# Problem statement
Print all entries below exactly, without images.
##### Data records
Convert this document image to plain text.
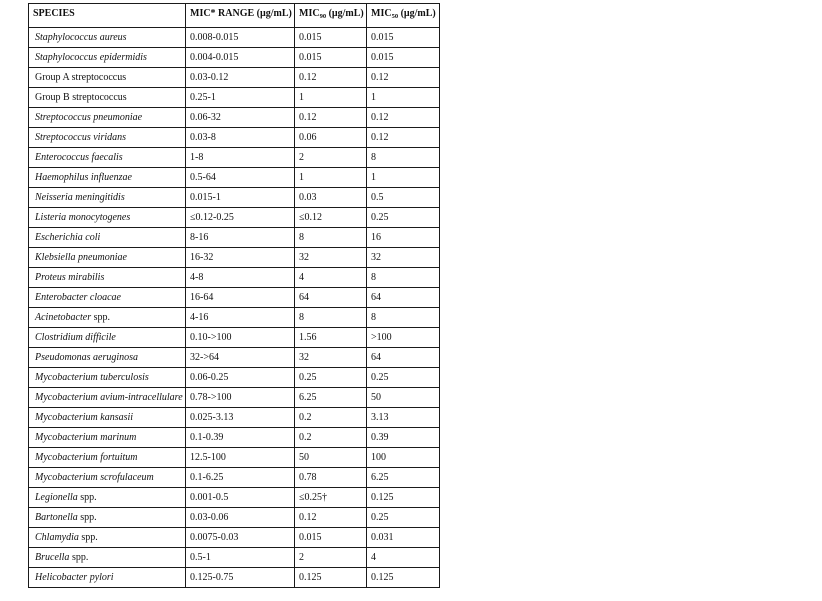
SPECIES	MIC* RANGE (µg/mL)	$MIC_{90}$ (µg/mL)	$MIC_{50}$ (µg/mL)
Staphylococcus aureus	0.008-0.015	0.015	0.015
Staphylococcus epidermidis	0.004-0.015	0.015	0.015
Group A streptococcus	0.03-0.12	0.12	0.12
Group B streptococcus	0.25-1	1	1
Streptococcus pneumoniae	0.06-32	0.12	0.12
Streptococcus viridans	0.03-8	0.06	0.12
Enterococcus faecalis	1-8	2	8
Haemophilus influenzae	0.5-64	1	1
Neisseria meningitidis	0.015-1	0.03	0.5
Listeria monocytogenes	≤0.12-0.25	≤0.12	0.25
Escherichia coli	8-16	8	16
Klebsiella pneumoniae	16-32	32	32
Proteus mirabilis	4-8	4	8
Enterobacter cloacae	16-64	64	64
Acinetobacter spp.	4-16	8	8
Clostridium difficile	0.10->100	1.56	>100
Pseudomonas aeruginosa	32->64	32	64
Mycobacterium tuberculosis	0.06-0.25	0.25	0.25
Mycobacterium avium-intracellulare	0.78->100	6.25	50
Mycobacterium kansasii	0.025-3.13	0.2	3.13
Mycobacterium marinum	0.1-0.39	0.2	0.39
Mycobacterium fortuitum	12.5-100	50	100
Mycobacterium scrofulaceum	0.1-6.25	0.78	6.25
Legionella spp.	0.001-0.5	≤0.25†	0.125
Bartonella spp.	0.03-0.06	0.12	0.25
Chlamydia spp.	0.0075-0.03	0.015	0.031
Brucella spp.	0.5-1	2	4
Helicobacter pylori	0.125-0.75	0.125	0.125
##########
# Task answer
Convert this document image to plain text.
SPECIES	MIC* RANGE (µg/mL)	$MIC_{90}$ (µg/mL)	$MIC_{50}$ (µg/mL)
Staphylococcus aureus	0.008-0.015	0.015	0.015
Staphylococcus epidermidis	0.004-0.015	0.015	0.015
Group A streptococcus	0.03-0.12	0.12	0.12
Group B streptococcus	0.25-1	1	1
Streptococcus pneumoniae	0.06-32	0.12	0.12
Streptococcus viridans	0.03-8	0.06	0.12
Enterococcus faecalis	1-8	2	8
Haemophilus influenzae	0.5-64	1	1
Neisseria meningitidis	0.015-1	0.03	0.5
Listeria monocytogenes	≤0.12-0.25	≤0.12	0.25
Escherichia coli	8-16	8	16
Klebsiella pneumoniae	16-32	32	32
Proteus mirabilis	4-8	4	8
Enterobacter cloacae	16-64	64	64
Acinetobacter spp.	4-16	8	8
Clostridium difficile	0.10->100	1.56	>100
Pseudomonas aeruginosa	32->64	32	64
Mycobacterium tuberculosis	0.06-0.25	0.25	0.25
Mycobacterium avium-intracellulare	0.78->100	6.25	50
Mycobacterium kansasii	0.025-3.13	0.2	3.13
Mycobacterium marinum	0.1-0.39	0.2	0.39
Mycobacterium fortuitum	12.5-100	50	100
Mycobacterium scrofulaceum	0.1-6.25	0.78	6.25
Legionella spp.	0.001-0.5	≤0.25†	0.125
Bartonella spp.	0.03-0.06	0.12	0.25
Chlamydia spp.	0.0075-0.03	0.015	0.031
Brucella spp.	0.5-1	2	4
Helicobacter pylori	0.125-0.75	0.125	0.125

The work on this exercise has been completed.